● EXERCISE PASSAGE
Cornelia Meinert - CNRS, Institut de Chimie de Nice, UMR 7272 CNRS, Université Côte d'Azur - Keywords: origin-of-life, astrochemistry

Cornelia Meinert - CNRS, Institut de Chimie de Nice, UMR 7272 CNRS, Université Côte d'Azur - Keywords: origin-of-life, astrochemistry

Contribution title: Chiral Biomolecules in Interstellar Space: Detection and Symmetry Characterization

The original appearance of chiral organic molecules in our universe is an essential component of the asymmetric evolution of life on Earth. All extant life utilizes the same set of asymmetric nucleic acids (RNA, DNA), in which chirality is predicated by the core asymmetric sugar subunit; while proteins, the fundamental structural and functional elements of life, are composed of homochiral amino acid monomers. However, despite over fifty years of research, the origins of biopolymer homochirality remain unknown.

● PROBLEM A
According to the abstract on chiral biomolecules, how long has research into the origins of biopolymer homochirality gone on?
● PROBLEM B
Rewrite the stretch of the abstract on chiral biomolecules from "Contribution title: Chiral" through "homochirality remain unknown.", changing "proteins" to "enzymes".
The lines after this point have no connection to the abstract on chiral biomolecules.

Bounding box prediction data
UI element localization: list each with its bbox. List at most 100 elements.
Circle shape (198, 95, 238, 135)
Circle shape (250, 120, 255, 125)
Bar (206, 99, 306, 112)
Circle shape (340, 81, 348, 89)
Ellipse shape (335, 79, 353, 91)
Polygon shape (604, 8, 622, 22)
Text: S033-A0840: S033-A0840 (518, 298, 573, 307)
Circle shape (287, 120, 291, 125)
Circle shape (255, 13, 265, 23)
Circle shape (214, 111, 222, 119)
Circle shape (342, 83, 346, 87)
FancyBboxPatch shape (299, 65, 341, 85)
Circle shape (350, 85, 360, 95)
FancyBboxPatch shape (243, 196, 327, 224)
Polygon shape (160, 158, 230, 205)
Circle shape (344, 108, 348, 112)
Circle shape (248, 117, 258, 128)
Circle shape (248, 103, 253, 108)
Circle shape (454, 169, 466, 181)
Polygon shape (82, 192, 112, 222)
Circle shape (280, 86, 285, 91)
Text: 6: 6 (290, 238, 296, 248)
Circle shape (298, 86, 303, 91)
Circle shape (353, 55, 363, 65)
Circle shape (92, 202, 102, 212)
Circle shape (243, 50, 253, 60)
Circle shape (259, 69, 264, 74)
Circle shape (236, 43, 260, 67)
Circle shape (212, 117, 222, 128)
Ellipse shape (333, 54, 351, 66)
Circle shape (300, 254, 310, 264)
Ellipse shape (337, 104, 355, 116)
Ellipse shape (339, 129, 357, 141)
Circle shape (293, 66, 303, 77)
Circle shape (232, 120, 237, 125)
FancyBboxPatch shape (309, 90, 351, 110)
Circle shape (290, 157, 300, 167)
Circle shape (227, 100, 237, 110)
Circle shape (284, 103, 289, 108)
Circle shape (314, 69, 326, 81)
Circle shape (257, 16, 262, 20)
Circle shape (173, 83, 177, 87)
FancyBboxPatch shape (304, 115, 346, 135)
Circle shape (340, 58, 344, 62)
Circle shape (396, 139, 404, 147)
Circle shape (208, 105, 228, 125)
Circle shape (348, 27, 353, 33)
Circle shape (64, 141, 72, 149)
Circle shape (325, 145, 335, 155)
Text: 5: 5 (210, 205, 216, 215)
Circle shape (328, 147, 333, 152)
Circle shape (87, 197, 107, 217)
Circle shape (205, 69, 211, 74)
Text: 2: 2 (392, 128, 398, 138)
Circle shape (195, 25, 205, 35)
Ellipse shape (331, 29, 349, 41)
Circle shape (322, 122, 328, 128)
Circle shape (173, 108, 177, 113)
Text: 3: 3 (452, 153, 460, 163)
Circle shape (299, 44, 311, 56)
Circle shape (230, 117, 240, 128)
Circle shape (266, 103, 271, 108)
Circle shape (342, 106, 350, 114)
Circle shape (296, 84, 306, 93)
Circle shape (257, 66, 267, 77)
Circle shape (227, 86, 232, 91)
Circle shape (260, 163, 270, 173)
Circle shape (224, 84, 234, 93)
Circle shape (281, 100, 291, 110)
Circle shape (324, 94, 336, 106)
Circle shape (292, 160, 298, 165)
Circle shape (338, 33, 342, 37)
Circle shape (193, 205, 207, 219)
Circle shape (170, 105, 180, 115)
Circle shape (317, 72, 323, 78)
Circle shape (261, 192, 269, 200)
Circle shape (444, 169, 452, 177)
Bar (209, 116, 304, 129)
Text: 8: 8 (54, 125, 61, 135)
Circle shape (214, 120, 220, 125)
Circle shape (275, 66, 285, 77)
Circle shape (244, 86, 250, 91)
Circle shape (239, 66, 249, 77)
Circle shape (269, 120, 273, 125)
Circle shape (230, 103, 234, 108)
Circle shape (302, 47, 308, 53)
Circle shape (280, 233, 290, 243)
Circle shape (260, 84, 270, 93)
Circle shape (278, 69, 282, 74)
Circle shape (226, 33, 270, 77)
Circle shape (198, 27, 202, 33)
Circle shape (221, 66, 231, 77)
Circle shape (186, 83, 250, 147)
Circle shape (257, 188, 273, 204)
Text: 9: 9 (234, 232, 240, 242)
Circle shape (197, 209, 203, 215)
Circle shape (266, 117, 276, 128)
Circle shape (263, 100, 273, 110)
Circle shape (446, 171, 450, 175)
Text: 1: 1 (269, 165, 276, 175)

● ANSWER SECTION A
Over fifty years.

● ANSWER SECTION B
Contribution title: Chiral Biomolecules in Interstellar Space: Detection and Symmetry Characterization

The original appearance of chiral organic molecules in our universe is an essential component of the asymmetric evolution of life on Earth. All extant life utilizes the same set of asymmetric nucleic acids (RNA, DNA), in which chirality is predicated by the core asymmetric sugar subunit; while enzymes, the fundamental structural and functional elements of life, are composed of homochiral amino acid monomers. However, despite over fifty years of research, the origins of biopolymer homochirality remain unknown.